-- begin --
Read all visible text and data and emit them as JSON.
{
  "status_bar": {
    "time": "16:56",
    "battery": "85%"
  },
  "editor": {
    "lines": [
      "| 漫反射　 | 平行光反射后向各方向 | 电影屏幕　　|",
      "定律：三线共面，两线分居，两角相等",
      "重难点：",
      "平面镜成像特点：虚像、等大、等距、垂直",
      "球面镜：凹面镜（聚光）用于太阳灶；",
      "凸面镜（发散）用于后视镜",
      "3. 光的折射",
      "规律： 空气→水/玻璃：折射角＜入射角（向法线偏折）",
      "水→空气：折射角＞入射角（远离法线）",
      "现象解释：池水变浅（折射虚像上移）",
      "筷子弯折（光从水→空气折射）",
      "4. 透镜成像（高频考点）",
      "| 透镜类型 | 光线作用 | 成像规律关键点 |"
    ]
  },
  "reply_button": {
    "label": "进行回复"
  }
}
-- end --
-- begin --
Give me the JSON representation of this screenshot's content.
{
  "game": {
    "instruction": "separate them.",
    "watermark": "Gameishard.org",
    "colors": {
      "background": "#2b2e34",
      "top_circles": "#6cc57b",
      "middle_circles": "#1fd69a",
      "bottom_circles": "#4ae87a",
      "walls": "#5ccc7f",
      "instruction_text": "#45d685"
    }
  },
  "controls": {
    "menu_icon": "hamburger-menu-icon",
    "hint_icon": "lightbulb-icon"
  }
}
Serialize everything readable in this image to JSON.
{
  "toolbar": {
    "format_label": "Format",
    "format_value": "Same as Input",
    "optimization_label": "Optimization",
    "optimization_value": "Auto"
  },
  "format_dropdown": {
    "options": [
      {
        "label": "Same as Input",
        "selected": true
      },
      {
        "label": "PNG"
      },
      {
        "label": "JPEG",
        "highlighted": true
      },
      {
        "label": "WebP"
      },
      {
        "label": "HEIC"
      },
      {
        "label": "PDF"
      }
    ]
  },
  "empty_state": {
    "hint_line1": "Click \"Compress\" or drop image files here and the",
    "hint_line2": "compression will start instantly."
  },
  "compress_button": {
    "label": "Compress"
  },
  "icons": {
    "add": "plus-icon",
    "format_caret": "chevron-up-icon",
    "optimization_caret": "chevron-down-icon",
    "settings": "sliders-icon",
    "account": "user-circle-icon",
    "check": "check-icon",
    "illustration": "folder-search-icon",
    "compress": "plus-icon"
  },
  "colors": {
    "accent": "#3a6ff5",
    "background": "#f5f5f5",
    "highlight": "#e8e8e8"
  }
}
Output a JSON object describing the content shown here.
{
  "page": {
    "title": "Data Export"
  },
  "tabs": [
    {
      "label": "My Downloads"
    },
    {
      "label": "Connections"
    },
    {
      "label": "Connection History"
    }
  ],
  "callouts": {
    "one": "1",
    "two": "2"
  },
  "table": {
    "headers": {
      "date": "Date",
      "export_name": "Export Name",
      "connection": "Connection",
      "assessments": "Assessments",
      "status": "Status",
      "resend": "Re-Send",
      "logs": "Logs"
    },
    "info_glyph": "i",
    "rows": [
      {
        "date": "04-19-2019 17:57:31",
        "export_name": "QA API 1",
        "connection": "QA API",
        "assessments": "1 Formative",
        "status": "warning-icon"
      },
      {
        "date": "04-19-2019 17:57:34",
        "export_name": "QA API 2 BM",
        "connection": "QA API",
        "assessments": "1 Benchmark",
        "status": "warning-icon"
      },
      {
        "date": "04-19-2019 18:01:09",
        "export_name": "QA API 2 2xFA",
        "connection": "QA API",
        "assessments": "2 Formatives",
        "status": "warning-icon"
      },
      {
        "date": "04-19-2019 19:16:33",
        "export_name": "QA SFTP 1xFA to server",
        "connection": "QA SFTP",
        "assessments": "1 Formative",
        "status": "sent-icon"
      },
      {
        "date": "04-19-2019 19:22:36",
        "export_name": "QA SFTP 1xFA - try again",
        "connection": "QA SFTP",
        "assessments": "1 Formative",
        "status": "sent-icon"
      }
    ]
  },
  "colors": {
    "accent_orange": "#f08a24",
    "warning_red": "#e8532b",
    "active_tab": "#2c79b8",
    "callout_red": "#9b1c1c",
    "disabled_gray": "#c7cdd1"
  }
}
-- end --
-- begin --
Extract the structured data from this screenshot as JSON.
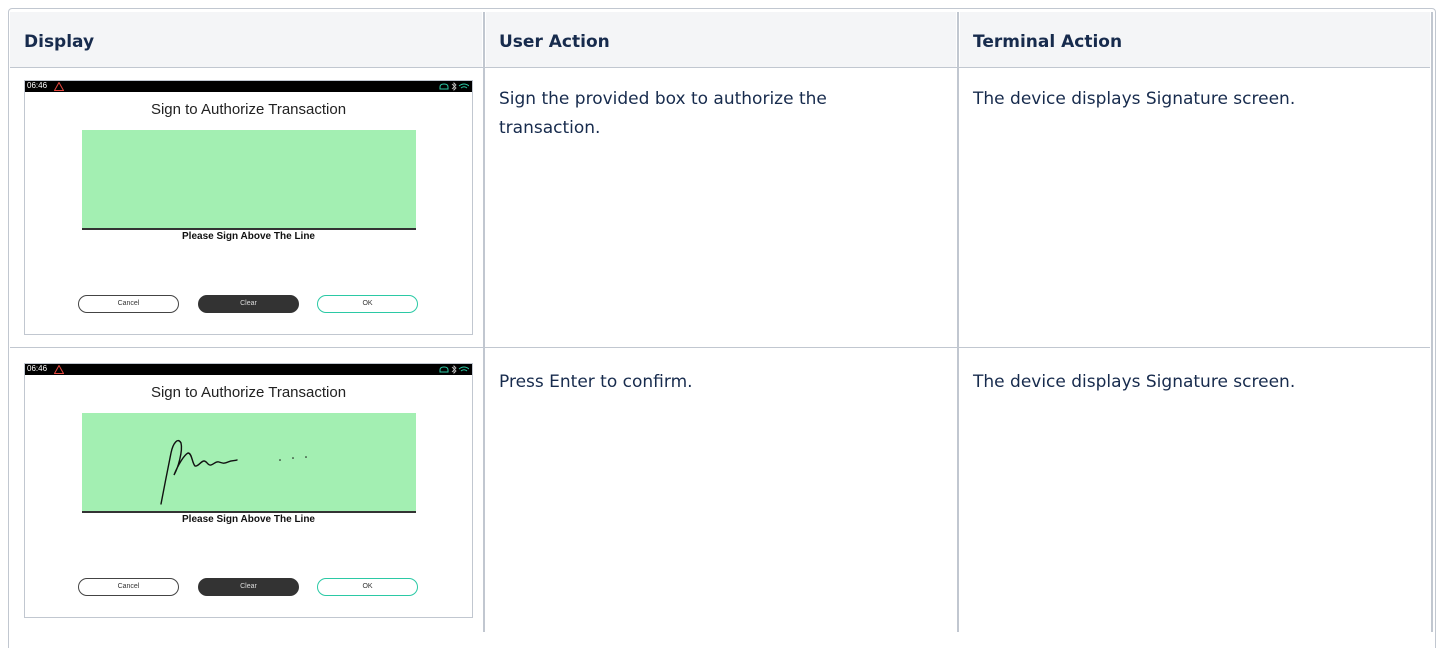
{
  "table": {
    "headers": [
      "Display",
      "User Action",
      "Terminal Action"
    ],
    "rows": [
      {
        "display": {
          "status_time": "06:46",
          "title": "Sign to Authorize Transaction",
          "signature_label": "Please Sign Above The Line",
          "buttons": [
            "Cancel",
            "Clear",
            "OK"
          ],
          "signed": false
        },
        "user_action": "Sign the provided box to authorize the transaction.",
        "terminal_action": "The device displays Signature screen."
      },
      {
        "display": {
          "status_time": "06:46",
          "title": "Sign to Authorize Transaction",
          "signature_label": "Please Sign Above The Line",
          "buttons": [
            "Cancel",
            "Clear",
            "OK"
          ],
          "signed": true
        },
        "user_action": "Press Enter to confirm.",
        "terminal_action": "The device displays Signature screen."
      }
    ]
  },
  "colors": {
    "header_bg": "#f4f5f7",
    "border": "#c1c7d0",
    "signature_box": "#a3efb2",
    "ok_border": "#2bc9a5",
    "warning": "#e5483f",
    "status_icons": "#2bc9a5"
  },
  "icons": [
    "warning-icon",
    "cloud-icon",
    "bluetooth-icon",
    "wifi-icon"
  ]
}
-- end --
— SHORT TASK —
Every line containing the string "true" must be listed.

— COMPLETED TASK —
        "selected": true
        "highlighted": true
          "signed": true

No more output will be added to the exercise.